### Data tied to figure images
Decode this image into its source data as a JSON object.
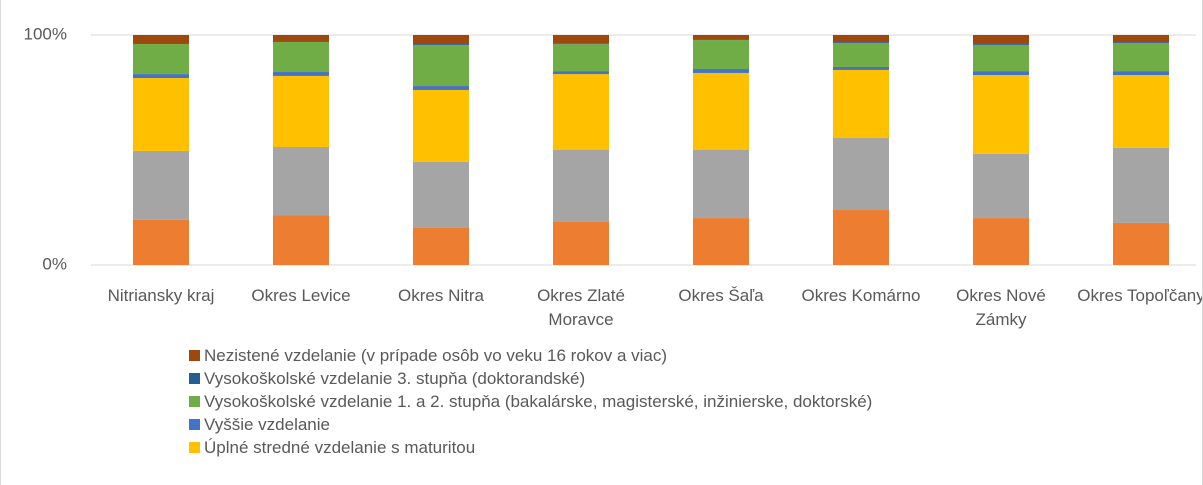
{
  "chart_data": {
    "type": "stacked-bar-percent",
    "categories": [
      "Nitriansky kraj",
      "Okres Levice",
      "Okres Nitra",
      "Okres Zlaté Moravce",
      "Okres Šaľa",
      "Okres Komárno",
      "Okres Nové Zámky",
      "Okres Topoľčany"
    ],
    "series": [
      {
        "color": "#ed7d31",
        "values": [
          19.6,
          21.7,
          16.1,
          18.7,
          20.4,
          23.9,
          20.4,
          18.3
        ]
      },
      {
        "color": "#a5a5a5",
        "values": [
          30.0,
          29.6,
          28.7,
          31.3,
          29.6,
          31.3,
          27.9,
          32.6
        ]
      },
      {
        "name": "Úplné stredné vzdelanie s maturitou",
        "color": "#ffc000",
        "values": [
          31.7,
          30.9,
          31.3,
          33.0,
          33.5,
          29.6,
          34.3,
          31.7
        ]
      },
      {
        "name": "Vyššie vzdelanie",
        "color": "#4472c4",
        "values": [
          1.7,
          1.7,
          1.7,
          1.3,
          1.7,
          1.3,
          1.7,
          1.7
        ]
      },
      {
        "name": "Vysokoškolské vzdelanie 1. a 2. stupňa (bakalárske, magisterské, inžinierske, doktorské)",
        "color": "#70ad47",
        "values": [
          13.1,
          13.1,
          17.9,
          11.7,
          12.6,
          10.4,
          11.4,
          12.2
        ]
      },
      {
        "name": "Vysokoškolské vzdelanie 3. stupňa (doktorandské)",
        "color": "#255e91",
        "values": [
          0.4,
          0.4,
          0.8,
          0.4,
          0.4,
          0.4,
          0.4,
          0.4
        ]
      },
      {
        "name": "Nezistené vzdelanie (v prípade osôb vo veku 16 rokov a viac)",
        "color": "#9e480e",
        "values": [
          3.5,
          2.6,
          3.5,
          3.6,
          1.8,
          3.1,
          3.9,
          3.1
        ]
      }
    ],
    "ylim": [
      0,
      100
    ],
    "yticks": [
      {
        "value": 0,
        "label": "0%"
      },
      {
        "value": 100,
        "label": "100%"
      }
    ],
    "grid": true
  }
}
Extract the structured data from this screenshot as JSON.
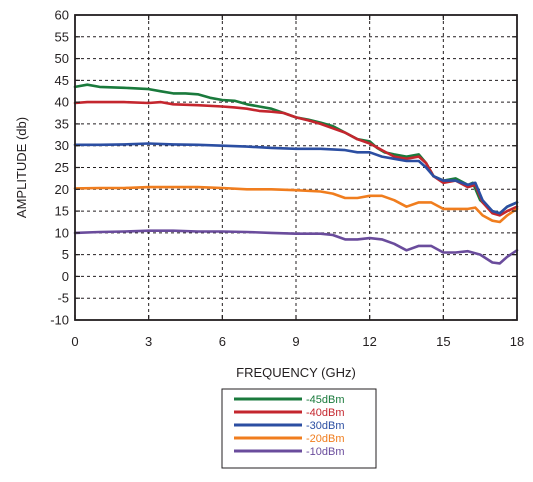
{
  "colors": {
    "axis": "#231f20",
    "grid": "#231f20"
  },
  "chart_data": {
    "type": "line",
    "xlabel": "FREQUENCY (GHz)",
    "ylabel": "AMPLITUDE (db)",
    "xlim": [
      0,
      18
    ],
    "ylim": [
      -10,
      60
    ],
    "xticks": [
      "0",
      "3",
      "6",
      "9",
      "12",
      "15",
      "18"
    ],
    "yticks": [
      "60",
      "55",
      "50",
      "45",
      "40",
      "35",
      "30",
      "25",
      "20",
      "15",
      "10",
      "5",
      "0",
      "-5",
      "-10"
    ],
    "grid": true,
    "legend_position": "bottom-center, below x-axis",
    "series": [
      {
        "name": "-45dBm",
        "color": "#1a7a3c",
        "points": [
          [
            0,
            43.5
          ],
          [
            0.5,
            44
          ],
          [
            1,
            43.5
          ],
          [
            2,
            43.3
          ],
          [
            3,
            43
          ],
          [
            3.5,
            42.5
          ],
          [
            4,
            42
          ],
          [
            4.5,
            42
          ],
          [
            5,
            41.8
          ],
          [
            5.5,
            41
          ],
          [
            6,
            40.5
          ],
          [
            6.5,
            40.3
          ],
          [
            7,
            39.5
          ],
          [
            7.5,
            39
          ],
          [
            8,
            38.5
          ],
          [
            8.5,
            37.5
          ],
          [
            9,
            36.5
          ],
          [
            9.5,
            36
          ],
          [
            10,
            35.3
          ],
          [
            10.5,
            34.5
          ],
          [
            11,
            33
          ],
          [
            11.5,
            31.5
          ],
          [
            12,
            31
          ],
          [
            12.3,
            29.5
          ],
          [
            12.6,
            28.5
          ],
          [
            13,
            28
          ],
          [
            13.5,
            27.5
          ],
          [
            14,
            28
          ],
          [
            14.3,
            26
          ],
          [
            14.6,
            23
          ],
          [
            15,
            22
          ],
          [
            15.5,
            22.5
          ],
          [
            16,
            21
          ],
          [
            16.2,
            21.5
          ],
          [
            16.5,
            17.5
          ],
          [
            17,
            15
          ],
          [
            17.3,
            14.5
          ],
          [
            17.6,
            16
          ],
          [
            18,
            17
          ]
        ]
      },
      {
        "name": "-40dBm",
        "color": "#c4262e",
        "points": [
          [
            0,
            39.8
          ],
          [
            0.5,
            40
          ],
          [
            1,
            40
          ],
          [
            2,
            40
          ],
          [
            3,
            39.8
          ],
          [
            3.5,
            40
          ],
          [
            4,
            39.5
          ],
          [
            5,
            39.3
          ],
          [
            6,
            39
          ],
          [
            6.5,
            38.8
          ],
          [
            7,
            38.5
          ],
          [
            7.5,
            38
          ],
          [
            8,
            37.8
          ],
          [
            8.5,
            37.5
          ],
          [
            9,
            36.5
          ],
          [
            9.5,
            35.8
          ],
          [
            10,
            35
          ],
          [
            10.5,
            34
          ],
          [
            11,
            33
          ],
          [
            11.5,
            31.5
          ],
          [
            12,
            30.5
          ],
          [
            12.5,
            29
          ],
          [
            13,
            27.5
          ],
          [
            13.5,
            27
          ],
          [
            14,
            27.5
          ],
          [
            14.3,
            26
          ],
          [
            14.6,
            23
          ],
          [
            15,
            21.5
          ],
          [
            15.5,
            22
          ],
          [
            16,
            20.5
          ],
          [
            16.3,
            21
          ],
          [
            16.6,
            17
          ],
          [
            17,
            14.5
          ],
          [
            17.3,
            14
          ],
          [
            17.6,
            15
          ],
          [
            18,
            16
          ]
        ]
      },
      {
        "name": "-30dBm",
        "color": "#2b4ea2",
        "points": [
          [
            0,
            30.2
          ],
          [
            1,
            30.2
          ],
          [
            2,
            30.3
          ],
          [
            3,
            30.5
          ],
          [
            4,
            30.3
          ],
          [
            5,
            30.2
          ],
          [
            6,
            30
          ],
          [
            7,
            29.8
          ],
          [
            8,
            29.5
          ],
          [
            9,
            29.3
          ],
          [
            10,
            29.3
          ],
          [
            11,
            29
          ],
          [
            11.5,
            28.5
          ],
          [
            12,
            28.5
          ],
          [
            12.5,
            27.5
          ],
          [
            13,
            27
          ],
          [
            13.5,
            26.5
          ],
          [
            14,
            26.5
          ],
          [
            14.3,
            25
          ],
          [
            14.6,
            23
          ],
          [
            15,
            22
          ],
          [
            15.5,
            22
          ],
          [
            16,
            21
          ],
          [
            16.3,
            21.5
          ],
          [
            16.6,
            17.5
          ],
          [
            17,
            15
          ],
          [
            17.3,
            14.5
          ],
          [
            17.6,
            16
          ],
          [
            18,
            17
          ]
        ]
      },
      {
        "name": "-20dBm",
        "color": "#f07d1e",
        "points": [
          [
            0,
            20.2
          ],
          [
            1,
            20.3
          ],
          [
            2,
            20.3
          ],
          [
            3,
            20.5
          ],
          [
            4,
            20.5
          ],
          [
            5,
            20.5
          ],
          [
            6,
            20.3
          ],
          [
            7,
            20
          ],
          [
            8,
            20
          ],
          [
            9,
            19.8
          ],
          [
            10,
            19.5
          ],
          [
            10.5,
            19
          ],
          [
            11,
            18
          ],
          [
            11.5,
            18
          ],
          [
            12,
            18.5
          ],
          [
            12.5,
            18.5
          ],
          [
            13,
            17.5
          ],
          [
            13.5,
            16
          ],
          [
            14,
            17
          ],
          [
            14.5,
            17
          ],
          [
            15,
            15.5
          ],
          [
            15.5,
            15.5
          ],
          [
            16,
            15.5
          ],
          [
            16.3,
            15.8
          ],
          [
            16.6,
            14
          ],
          [
            17,
            12.8
          ],
          [
            17.3,
            12.5
          ],
          [
            17.6,
            14
          ],
          [
            18,
            15.5
          ]
        ]
      },
      {
        "name": "-10dBm",
        "color": "#6a4c9c",
        "points": [
          [
            0,
            10
          ],
          [
            1,
            10.2
          ],
          [
            2,
            10.3
          ],
          [
            3,
            10.5
          ],
          [
            4,
            10.5
          ],
          [
            5,
            10.3
          ],
          [
            6,
            10.3
          ],
          [
            7,
            10.2
          ],
          [
            8,
            10
          ],
          [
            9,
            9.8
          ],
          [
            10,
            9.8
          ],
          [
            10.5,
            9.5
          ],
          [
            11,
            8.5
          ],
          [
            11.5,
            8.5
          ],
          [
            12,
            8.8
          ],
          [
            12.5,
            8.5
          ],
          [
            13,
            7.5
          ],
          [
            13.5,
            6
          ],
          [
            14,
            7
          ],
          [
            14.5,
            7
          ],
          [
            15,
            5.5
          ],
          [
            15.5,
            5.5
          ],
          [
            16,
            5.8
          ],
          [
            16.5,
            5
          ],
          [
            17,
            3.2
          ],
          [
            17.3,
            3
          ],
          [
            17.6,
            4.5
          ],
          [
            18,
            6
          ]
        ]
      }
    ]
  }
}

### What is asked
Go through the entries and return each line where the word "this" appears.

### Written answer
Decode this image into its source data as a JSON object.
Extract the structured data from this screenshot as JSON.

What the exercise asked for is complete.